** Start of Records shown **
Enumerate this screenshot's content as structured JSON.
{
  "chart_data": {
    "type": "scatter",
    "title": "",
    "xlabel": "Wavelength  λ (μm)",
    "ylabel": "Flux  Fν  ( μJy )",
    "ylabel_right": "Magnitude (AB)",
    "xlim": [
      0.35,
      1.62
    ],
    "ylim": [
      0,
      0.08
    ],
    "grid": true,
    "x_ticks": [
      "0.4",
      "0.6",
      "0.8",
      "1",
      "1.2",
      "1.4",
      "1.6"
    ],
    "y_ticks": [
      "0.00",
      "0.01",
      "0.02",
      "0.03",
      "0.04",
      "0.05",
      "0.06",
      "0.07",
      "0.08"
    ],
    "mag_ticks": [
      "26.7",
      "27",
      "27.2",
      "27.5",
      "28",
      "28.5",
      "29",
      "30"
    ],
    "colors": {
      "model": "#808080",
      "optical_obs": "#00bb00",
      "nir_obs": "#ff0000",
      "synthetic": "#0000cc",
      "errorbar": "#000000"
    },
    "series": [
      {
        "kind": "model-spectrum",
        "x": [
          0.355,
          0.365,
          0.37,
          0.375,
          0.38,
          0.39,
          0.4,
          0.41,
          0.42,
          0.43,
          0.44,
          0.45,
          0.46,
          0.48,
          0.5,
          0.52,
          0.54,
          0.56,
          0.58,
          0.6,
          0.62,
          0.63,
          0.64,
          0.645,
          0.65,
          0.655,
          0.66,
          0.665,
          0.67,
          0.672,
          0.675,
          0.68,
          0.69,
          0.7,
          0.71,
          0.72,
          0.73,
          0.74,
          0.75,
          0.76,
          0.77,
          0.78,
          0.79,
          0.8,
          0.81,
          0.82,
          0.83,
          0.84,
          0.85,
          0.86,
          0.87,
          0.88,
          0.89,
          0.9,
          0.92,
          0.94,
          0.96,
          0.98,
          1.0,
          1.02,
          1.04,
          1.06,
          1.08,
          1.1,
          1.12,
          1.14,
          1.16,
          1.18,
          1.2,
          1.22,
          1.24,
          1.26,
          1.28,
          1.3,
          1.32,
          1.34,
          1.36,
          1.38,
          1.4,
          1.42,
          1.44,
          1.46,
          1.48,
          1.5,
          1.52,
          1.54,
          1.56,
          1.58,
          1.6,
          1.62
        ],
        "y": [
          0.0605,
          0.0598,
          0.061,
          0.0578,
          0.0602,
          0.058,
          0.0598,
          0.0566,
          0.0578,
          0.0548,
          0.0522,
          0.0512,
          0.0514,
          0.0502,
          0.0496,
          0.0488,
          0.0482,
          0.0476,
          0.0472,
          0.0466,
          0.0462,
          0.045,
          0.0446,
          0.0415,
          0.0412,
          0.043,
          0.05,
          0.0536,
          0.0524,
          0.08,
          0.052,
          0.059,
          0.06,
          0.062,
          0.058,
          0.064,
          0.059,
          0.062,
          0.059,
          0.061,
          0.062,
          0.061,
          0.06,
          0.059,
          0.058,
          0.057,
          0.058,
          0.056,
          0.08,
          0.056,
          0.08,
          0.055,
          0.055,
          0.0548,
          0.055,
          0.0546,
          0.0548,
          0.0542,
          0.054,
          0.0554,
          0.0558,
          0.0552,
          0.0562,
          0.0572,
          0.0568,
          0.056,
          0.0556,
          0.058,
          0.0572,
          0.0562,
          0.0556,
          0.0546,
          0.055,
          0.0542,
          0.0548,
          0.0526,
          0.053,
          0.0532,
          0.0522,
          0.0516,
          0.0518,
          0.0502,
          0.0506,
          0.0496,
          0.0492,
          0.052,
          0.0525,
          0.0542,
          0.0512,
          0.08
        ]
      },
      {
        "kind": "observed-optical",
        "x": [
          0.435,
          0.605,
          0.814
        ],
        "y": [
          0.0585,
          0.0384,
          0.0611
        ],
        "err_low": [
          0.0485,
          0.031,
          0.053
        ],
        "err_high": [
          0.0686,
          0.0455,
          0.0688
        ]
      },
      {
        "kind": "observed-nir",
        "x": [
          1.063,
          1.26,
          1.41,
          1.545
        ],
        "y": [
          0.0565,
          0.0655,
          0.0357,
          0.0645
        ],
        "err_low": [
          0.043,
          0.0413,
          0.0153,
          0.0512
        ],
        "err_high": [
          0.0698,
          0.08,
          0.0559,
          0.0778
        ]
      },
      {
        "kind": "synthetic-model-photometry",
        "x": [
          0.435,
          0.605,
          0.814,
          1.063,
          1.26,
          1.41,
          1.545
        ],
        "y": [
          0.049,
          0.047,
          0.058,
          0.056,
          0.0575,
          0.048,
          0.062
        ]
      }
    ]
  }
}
** End of Records shown **
Transcribe all of the entries without altering anything.

_Task solution_.
Enumerate this screenshot's content as structured JSON.
{
  "chart_data": {
    "type": "scatter",
    "title": "",
    "xlabel": "Wavelength  λ (μm)",
    "ylabel": "Flux  Fν  ( μJy )",
    "ylabel_right": "Magnitude (AB)",
    "xlim": [
      0.35,
      1.62
    ],
    "ylim": [
      0,
      0.08
    ],
    "grid": true,
    "x_ticks": [
      "0.4",
      "0.6",
      "0.8",
      "1",
      "1.2",
      "1.4",
      "1.6"
    ],
    "y_ticks": [
      "0.00",
      "0.01",
      "0.02",
      "0.03",
      "0.04",
      "0.05",
      "0.06",
      "0.07",
      "0.08"
    ],
    "mag_ticks": [
      "26.7",
      "27",
      "27.2",
      "27.5",
      "28",
      "28.5",
      "29",
      "30"
    ],
    "colors": {
      "model": "#808080",
      "optical_obs": "#00bb00",
      "nir_obs": "#ff0000",
      "synthetic": "#0000cc",
      "errorbar": "#000000"
    },
    "series": [
      {
        "kind": "model-spectrum",
        "x": [
          0.355,
          0.365,
          0.37,
          0.375,
          0.38,
          0.39,
          0.4,
          0.41,
          0.42,
          0.43,
          0.44,
          0.45,
          0.46,
          0.48,
          0.5,
          0.52,
          0.54,
          0.56,
          0.58,
          0.6,
          0.62,
          0.63,
          0.64,
          0.645,
          0.65,
          0.655,
          0.66,
          0.665,
          0.67,
          0.672,
          0.675,
          0.68,
          0.69,
          0.7,
          0.71,
          0.72,
          0.73,
          0.74,
          0.75,
          0.76,
          0.77,
          0.78,
          0.79,
          0.8,
          0.81,
          0.82,
          0.83,
          0.84,
          0.85,
          0.86,
          0.87,
          0.88,
          0.89,
          0.9,
          0.92,
          0.94,
          0.96,
          0.98,
          1.0,
          1.02,
          1.04,
          1.06,
          1.08,
          1.1,
          1.12,
          1.14,
          1.16,
          1.18,
          1.2,
          1.22,
          1.24,
          1.26,
          1.28,
          1.3,
          1.32,
          1.34,
          1.36,
          1.38,
          1.4,
          1.42,
          1.44,
          1.46,
          1.48,
          1.5,
          1.52,
          1.54,
          1.56,
          1.58,
          1.6,
          1.62
        ],
        "y": [
          0.0605,
          0.0598,
          0.061,
          0.0578,
          0.0602,
          0.058,
          0.0598,
          0.0566,
          0.0578,
          0.0548,
          0.0522,
          0.0512,
          0.0514,
          0.0502,
          0.0496,
          0.0488,
          0.0482,
          0.0476,
          0.0472,
          0.0466,
          0.0462,
          0.045,
          0.0446,
          0.0415,
          0.0412,
          0.043,
          0.05,
          0.0536,
          0.0524,
          0.08,
          0.052,
          0.059,
          0.06,
          0.062,
          0.058,
          0.064,
          0.059,
          0.062,
          0.059,
          0.061,
          0.062,
          0.061,
          0.06,
          0.059,
          0.058,
          0.057,
          0.058,
          0.056,
          0.08,
          0.056,
          0.08,
          0.055,
          0.055,
          0.0548,
          0.055,
          0.0546,
          0.0548,
          0.0542,
          0.054,
          0.0554,
          0.0558,
          0.0552,
          0.0562,
          0.0572,
          0.0568,
          0.056,
          0.0556,
          0.058,
          0.0572,
          0.0562,
          0.0556,
          0.0546,
          0.055,
          0.0542,
          0.0548,
          0.0526,
          0.053,
          0.0532,
          0.0522,
          0.0516,
          0.0518,
          0.0502,
          0.0506,
          0.0496,
          0.0492,
          0.052,
          0.0525,
          0.0542,
          0.0512,
          0.08
        ]
      },
      {
        "kind": "observed-optical",
        "x": [
          0.435,
          0.605,
          0.814
        ],
        "y": [
          0.0585,
          0.0384,
          0.0611
        ],
        "err_low": [
          0.0485,
          0.031,
          0.053
        ],
        "err_high": [
          0.0686,
          0.0455,
          0.0688
        ]
      },
      {
        "kind": "observed-nir",
        "x": [
          1.063,
          1.26,
          1.41,
          1.545
        ],
        "y": [
          0.0565,
          0.0655,
          0.0357,
          0.0645
        ],
        "err_low": [
          0.043,
          0.0413,
          0.0153,
          0.0512
        ],
        "err_high": [
          0.0698,
          0.08,
          0.0559,
          0.0778
        ]
      },
      {
        "kind": "synthetic-model-photometry",
        "x": [
          0.435,
          0.605,
          0.814,
          1.063,
          1.26,
          1.41,
          1.545
        ],
        "y": [
          0.049,
          0.047,
          0.058,
          0.056,
          0.0575,
          0.048,
          0.062
        ]
      }
    ]
  }
}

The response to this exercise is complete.